## Task goal
Write the entries again exactly, with no line missing.

Records from a data collection:

--------------------------------------------------

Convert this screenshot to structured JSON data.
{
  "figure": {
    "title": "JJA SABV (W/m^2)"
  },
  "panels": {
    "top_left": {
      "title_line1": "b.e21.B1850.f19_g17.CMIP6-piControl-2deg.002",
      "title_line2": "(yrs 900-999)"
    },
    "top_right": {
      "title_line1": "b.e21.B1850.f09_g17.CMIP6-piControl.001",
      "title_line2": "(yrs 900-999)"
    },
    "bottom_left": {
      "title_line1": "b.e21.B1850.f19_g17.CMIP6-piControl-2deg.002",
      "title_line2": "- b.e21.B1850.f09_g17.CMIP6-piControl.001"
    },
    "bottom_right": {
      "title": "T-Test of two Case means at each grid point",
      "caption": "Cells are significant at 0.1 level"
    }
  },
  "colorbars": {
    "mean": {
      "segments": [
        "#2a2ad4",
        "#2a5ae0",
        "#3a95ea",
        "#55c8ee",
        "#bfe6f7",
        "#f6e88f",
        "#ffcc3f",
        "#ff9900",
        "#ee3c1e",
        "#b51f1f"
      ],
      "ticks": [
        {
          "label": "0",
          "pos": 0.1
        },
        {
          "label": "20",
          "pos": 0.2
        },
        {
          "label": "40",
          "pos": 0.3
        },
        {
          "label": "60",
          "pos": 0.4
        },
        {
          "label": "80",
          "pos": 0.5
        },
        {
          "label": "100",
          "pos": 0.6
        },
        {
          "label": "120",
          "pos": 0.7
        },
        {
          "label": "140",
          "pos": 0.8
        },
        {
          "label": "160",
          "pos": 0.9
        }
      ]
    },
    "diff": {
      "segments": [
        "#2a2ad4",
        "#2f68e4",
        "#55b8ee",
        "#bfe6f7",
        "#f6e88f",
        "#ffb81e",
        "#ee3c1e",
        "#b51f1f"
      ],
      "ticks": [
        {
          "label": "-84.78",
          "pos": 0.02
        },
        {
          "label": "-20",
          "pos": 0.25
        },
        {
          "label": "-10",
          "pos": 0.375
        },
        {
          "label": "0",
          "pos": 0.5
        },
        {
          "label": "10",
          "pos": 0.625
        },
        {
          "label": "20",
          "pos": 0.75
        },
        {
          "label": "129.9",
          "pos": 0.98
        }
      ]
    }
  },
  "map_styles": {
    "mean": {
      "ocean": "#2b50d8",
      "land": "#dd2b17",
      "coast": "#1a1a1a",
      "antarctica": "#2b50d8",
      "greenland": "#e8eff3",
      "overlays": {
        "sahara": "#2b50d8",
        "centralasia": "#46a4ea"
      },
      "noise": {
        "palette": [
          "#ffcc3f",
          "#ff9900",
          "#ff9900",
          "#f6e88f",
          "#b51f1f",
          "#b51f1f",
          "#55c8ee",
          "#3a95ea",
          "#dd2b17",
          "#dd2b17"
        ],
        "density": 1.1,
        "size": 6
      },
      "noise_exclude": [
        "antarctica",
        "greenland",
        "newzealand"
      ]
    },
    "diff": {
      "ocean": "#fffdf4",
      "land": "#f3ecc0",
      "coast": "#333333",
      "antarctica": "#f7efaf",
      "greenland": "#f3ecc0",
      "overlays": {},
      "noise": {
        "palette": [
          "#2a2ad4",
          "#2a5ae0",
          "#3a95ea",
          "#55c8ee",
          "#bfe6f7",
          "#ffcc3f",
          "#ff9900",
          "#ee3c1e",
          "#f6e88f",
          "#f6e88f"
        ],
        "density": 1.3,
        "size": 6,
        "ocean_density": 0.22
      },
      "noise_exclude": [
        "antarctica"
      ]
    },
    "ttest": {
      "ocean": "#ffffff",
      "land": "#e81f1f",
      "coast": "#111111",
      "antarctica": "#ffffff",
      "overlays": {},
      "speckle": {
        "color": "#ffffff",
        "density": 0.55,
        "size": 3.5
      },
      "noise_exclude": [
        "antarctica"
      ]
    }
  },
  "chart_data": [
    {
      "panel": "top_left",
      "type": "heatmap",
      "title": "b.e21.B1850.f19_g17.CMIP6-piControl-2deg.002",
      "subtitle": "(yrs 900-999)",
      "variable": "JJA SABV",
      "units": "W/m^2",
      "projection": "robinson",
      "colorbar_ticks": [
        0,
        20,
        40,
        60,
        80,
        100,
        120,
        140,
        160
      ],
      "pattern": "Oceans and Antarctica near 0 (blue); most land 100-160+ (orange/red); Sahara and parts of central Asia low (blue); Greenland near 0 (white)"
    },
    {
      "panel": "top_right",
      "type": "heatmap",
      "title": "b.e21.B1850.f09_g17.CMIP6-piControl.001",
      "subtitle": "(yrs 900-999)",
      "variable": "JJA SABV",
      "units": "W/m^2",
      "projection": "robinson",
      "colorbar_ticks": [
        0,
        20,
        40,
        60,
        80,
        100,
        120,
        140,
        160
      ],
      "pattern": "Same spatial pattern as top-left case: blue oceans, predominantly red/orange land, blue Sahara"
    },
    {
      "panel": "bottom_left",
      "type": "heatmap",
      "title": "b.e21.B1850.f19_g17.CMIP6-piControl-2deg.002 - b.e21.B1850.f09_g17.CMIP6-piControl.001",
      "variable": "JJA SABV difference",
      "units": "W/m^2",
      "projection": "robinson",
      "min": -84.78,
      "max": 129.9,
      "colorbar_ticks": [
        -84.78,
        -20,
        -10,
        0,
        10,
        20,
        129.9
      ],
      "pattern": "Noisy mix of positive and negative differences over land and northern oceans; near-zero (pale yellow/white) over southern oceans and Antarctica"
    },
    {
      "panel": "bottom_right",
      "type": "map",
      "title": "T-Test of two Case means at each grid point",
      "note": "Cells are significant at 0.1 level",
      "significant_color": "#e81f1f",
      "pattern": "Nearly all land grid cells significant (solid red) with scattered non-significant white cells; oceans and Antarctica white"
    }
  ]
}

--------------------------------------------------

## Task result
Convert this screenshot to structured JSON data.
{
  "figure": {
    "title": "JJA SABV (W/m^2)"
  },
  "panels": {
    "top_left": {
      "title_line1": "b.e21.B1850.f19_g17.CMIP6-piControl-2deg.002",
      "title_line2": "(yrs 900-999)"
    },
    "top_right": {
      "title_line1": "b.e21.B1850.f09_g17.CMIP6-piControl.001",
      "title_line2": "(yrs 900-999)"
    },
    "bottom_left": {
      "title_line1": "b.e21.B1850.f19_g17.CMIP6-piControl-2deg.002",
      "title_line2": "- b.e21.B1850.f09_g17.CMIP6-piControl.001"
    },
    "bottom_right": {
      "title": "T-Test of two Case means at each grid point",
      "caption": "Cells are significant at 0.1 level"
    }
  },
  "colorbars": {
    "mean": {
      "segments": [
        "#2a2ad4",
        "#2a5ae0",
        "#3a95ea",
        "#55c8ee",
        "#bfe6f7",
        "#f6e88f",
        "#ffcc3f",
        "#ff9900",
        "#ee3c1e",
        "#b51f1f"
      ],
      "ticks": [
        {
          "label": "0",
          "pos": 0.1
        },
        {
          "label": "20",
          "pos": 0.2
        },
        {
          "label": "40",
          "pos": 0.3
        },
        {
          "label": "60",
          "pos": 0.4
        },
        {
          "label": "80",
          "pos": 0.5
        },
        {
          "label": "100",
          "pos": 0.6
        },
        {
          "label": "120",
          "pos": 0.7
        },
        {
          "label": "140",
          "pos": 0.8
        },
        {
          "label": "160",
          "pos": 0.9
        }
      ]
    },
    "diff": {
      "segments": [
        "#2a2ad4",
        "#2f68e4",
        "#55b8ee",
        "#bfe6f7",
        "#f6e88f",
        "#ffb81e",
        "#ee3c1e",
        "#b51f1f"
      ],
      "ticks": [
        {
          "label": "-84.78",
          "pos": 0.02
        },
        {
          "label": "-20",
          "pos": 0.25
        },
        {
          "label": "-10",
          "pos": 0.375
        },
        {
          "label": "0",
          "pos": 0.5
        },
        {
          "label": "10",
          "pos": 0.625
        },
        {
          "label": "20",
          "pos": 0.75
        },
        {
          "label": "129.9",
          "pos": 0.98
        }
      ]
    }
  },
  "map_styles": {
    "mean": {
      "ocean": "#2b50d8",
      "land": "#dd2b17",
      "coast": "#1a1a1a",
      "antarctica": "#2b50d8",
      "greenland": "#e8eff3",
      "overlays": {
        "sahara": "#2b50d8",
        "centralasia": "#46a4ea"
      },
      "noise": {
        "palette": [
          "#ffcc3f",
          "#ff9900",
          "#ff9900",
          "#f6e88f",
          "#b51f1f",
          "#b51f1f",
          "#55c8ee",
          "#3a95ea",
          "#dd2b17",
          "#dd2b17"
        ],
        "density": 1.1,
        "size": 6
      },
      "noise_exclude": [
        "antarctica",
        "greenland",
        "newzealand"
      ]
    },
    "diff": {
      "ocean": "#fffdf4",
      "land": "#f3ecc0",
      "coast": "#333333",
      "antarctica": "#f7efaf",
      "greenland": "#f3ecc0",
      "overlays": {},
      "noise": {
        "palette": [
          "#2a2ad4",
          "#2a5ae0",
          "#3a95ea",
          "#55c8ee",
          "#bfe6f7",
          "#ffcc3f",
          "#ff9900",
          "#ee3c1e",
          "#f6e88f",
          "#f6e88f"
        ],
        "density": 1.3,
        "size": 6,
        "ocean_density": 0.22
      },
      "noise_exclude": [
        "antarctica"
      ]
    },
    "ttest": {
      "ocean": "#ffffff",
      "land": "#e81f1f",
      "coast": "#111111",
      "antarctica": "#ffffff",
      "overlays": {},
      "speckle": {
        "color": "#ffffff",
        "density": 0.55,
        "size": 3.5
      },
      "noise_exclude": [
        "antarctica"
      ]
    }
  },
  "chart_data": [
    {
      "panel": "top_left",
      "type": "heatmap",
      "title": "b.e21.B1850.f19_g17.CMIP6-piControl-2deg.002",
      "subtitle": "(yrs 900-999)",
      "variable": "JJA SABV",
      "units": "W/m^2",
      "projection": "robinson",
      "colorbar_ticks": [
        0,
        20,
        40,
        60,
        80,
        100,
        120,
        140,
        160
      ],
      "pattern": "Oceans and Antarctica near 0 (blue); most land 100-160+ (orange/red); Sahara and parts of central Asia low (blue); Greenland near 0 (white)"
    },
    {
      "panel": "top_right",
      "type": "heatmap",
      "title": "b.e21.B1850.f09_g17.CMIP6-piControl.001",
      "subtitle": "(yrs 900-999)",
      "variable": "JJA SABV",
      "units": "W/m^2",
      "projection": "robinson",
      "colorbar_ticks": [
        0,
        20,
        40,
        60,
        80,
        100,
        120,
        140,
        160
      ],
      "pattern": "Same spatial pattern as top-left case: blue oceans, predominantly red/orange land, blue Sahara"
    },
    {
      "panel": "bottom_left",
      "type": "heatmap",
      "title": "b.e21.B1850.f19_g17.CMIP6-piControl-2deg.002 - b.e21.B1850.f09_g17.CMIP6-piControl.001",
      "variable": "JJA SABV difference",
      "units": "W/m^2",
      "projection": "robinson",
      "min": -84.78,
      "max": 129.9,
      "colorbar_ticks": [
        -84.78,
        -20,
        -10,
        0,
        10,
        20,
        129.9
      ],
      "pattern": "Noisy mix of positive and negative differences over land and northern oceans; near-zero (pale yellow/white) over southern oceans and Antarctica"
    },
    {
      "panel": "bottom_right",
      "type": "map",
      "title": "T-Test of two Case means at each grid point",
      "note": "Cells are significant at 0.1 level",
      "significant_color": "#e81f1f",
      "pattern": "Nearly all land grid cells significant (solid red) with scattered non-significant white cells; oceans and Antarctica white"
    }
  ]
}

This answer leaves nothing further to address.